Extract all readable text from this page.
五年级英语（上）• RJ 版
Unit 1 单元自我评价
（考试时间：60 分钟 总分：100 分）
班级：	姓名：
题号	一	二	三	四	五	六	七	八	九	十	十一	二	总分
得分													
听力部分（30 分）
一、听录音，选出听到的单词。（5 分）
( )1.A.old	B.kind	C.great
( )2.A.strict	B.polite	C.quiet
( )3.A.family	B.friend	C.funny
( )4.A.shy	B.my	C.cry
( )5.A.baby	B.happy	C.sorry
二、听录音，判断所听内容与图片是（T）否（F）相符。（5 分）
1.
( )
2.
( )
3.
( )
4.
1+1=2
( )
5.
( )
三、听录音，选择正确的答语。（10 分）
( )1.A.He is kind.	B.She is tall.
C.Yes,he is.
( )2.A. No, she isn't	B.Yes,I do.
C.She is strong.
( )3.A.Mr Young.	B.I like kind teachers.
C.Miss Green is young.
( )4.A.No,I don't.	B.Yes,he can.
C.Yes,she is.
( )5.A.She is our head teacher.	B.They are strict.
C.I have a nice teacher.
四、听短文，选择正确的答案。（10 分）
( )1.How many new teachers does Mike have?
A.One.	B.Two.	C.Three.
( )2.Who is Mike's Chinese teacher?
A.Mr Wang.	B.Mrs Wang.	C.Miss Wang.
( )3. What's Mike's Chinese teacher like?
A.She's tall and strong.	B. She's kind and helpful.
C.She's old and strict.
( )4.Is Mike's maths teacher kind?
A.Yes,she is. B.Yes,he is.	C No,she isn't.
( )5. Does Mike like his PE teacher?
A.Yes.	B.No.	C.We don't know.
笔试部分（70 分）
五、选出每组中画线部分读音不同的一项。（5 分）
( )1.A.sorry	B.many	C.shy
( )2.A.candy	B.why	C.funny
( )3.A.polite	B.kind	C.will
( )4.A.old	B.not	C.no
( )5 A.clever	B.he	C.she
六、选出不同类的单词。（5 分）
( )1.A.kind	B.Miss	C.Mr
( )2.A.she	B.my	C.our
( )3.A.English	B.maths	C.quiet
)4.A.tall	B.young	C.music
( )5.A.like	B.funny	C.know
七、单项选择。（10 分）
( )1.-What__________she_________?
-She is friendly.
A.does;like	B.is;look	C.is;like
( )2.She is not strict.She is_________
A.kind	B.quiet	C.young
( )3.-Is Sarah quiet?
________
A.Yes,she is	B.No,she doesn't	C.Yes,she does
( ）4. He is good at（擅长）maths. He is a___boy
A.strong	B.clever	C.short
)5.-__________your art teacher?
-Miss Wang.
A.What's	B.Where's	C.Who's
--
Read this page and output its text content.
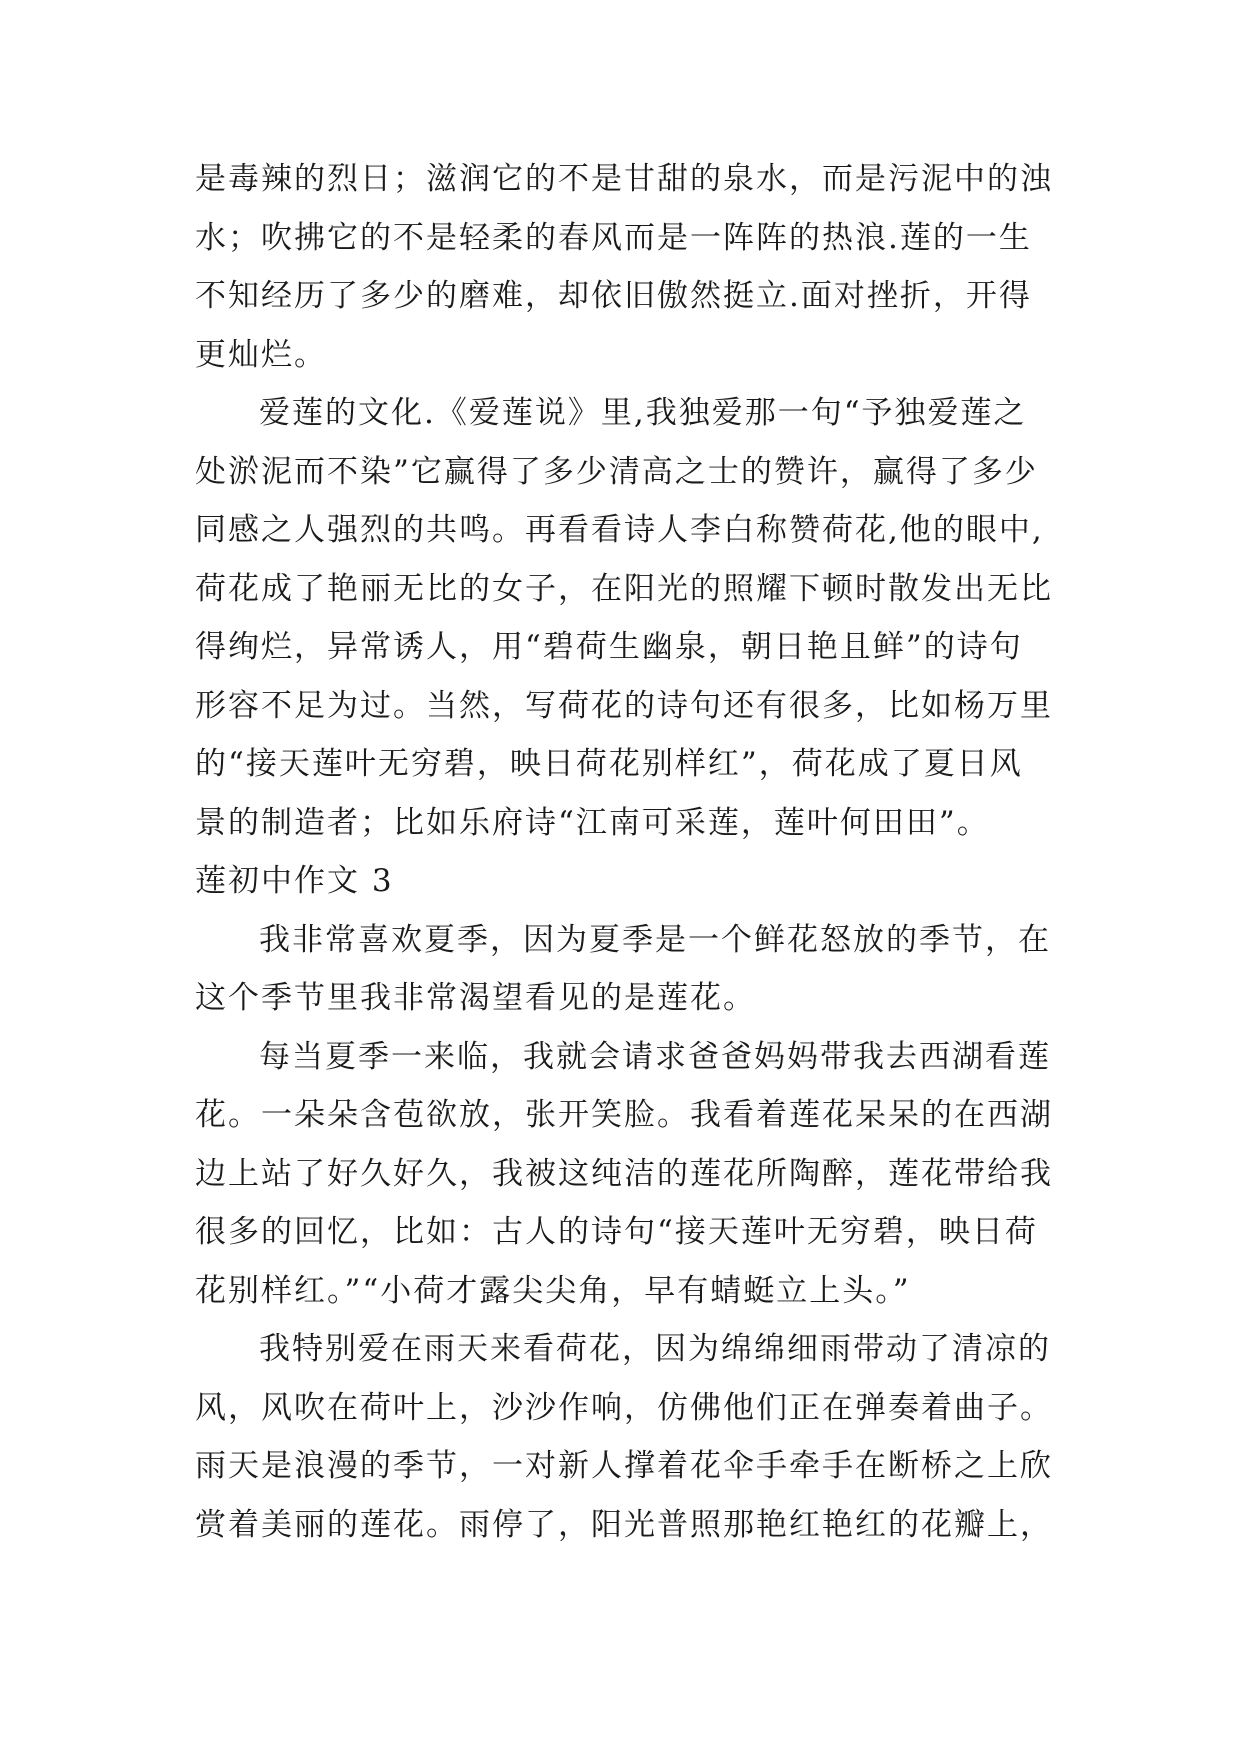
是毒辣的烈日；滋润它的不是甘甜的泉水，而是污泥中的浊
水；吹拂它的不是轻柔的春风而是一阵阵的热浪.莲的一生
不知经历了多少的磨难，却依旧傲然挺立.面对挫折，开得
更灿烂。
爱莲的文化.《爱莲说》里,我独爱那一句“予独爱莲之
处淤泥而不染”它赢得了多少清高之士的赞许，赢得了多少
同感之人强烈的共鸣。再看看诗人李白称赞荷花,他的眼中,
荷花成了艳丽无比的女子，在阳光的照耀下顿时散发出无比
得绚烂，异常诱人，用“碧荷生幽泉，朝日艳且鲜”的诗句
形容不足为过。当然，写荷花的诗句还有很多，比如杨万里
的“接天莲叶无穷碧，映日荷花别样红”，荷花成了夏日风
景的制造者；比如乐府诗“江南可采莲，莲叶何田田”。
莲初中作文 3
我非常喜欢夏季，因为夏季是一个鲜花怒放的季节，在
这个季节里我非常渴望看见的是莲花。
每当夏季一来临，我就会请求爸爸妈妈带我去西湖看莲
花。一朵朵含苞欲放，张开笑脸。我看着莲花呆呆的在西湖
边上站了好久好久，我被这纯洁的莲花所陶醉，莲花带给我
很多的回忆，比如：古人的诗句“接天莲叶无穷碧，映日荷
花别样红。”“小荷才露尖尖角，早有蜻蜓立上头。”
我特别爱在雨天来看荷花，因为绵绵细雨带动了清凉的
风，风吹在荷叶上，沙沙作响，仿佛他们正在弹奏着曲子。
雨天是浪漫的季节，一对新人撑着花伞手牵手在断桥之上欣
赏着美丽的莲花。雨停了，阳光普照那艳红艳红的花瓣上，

▶ **DIRECTIVE**:
Search the listing for the string "Chinese". Copy each line where it turns up.

▶ **RESPONSE TO THE TASK**:
( )2.Who is Mike's Chinese teacher?
( )3. What's Mike's Chinese teacher like?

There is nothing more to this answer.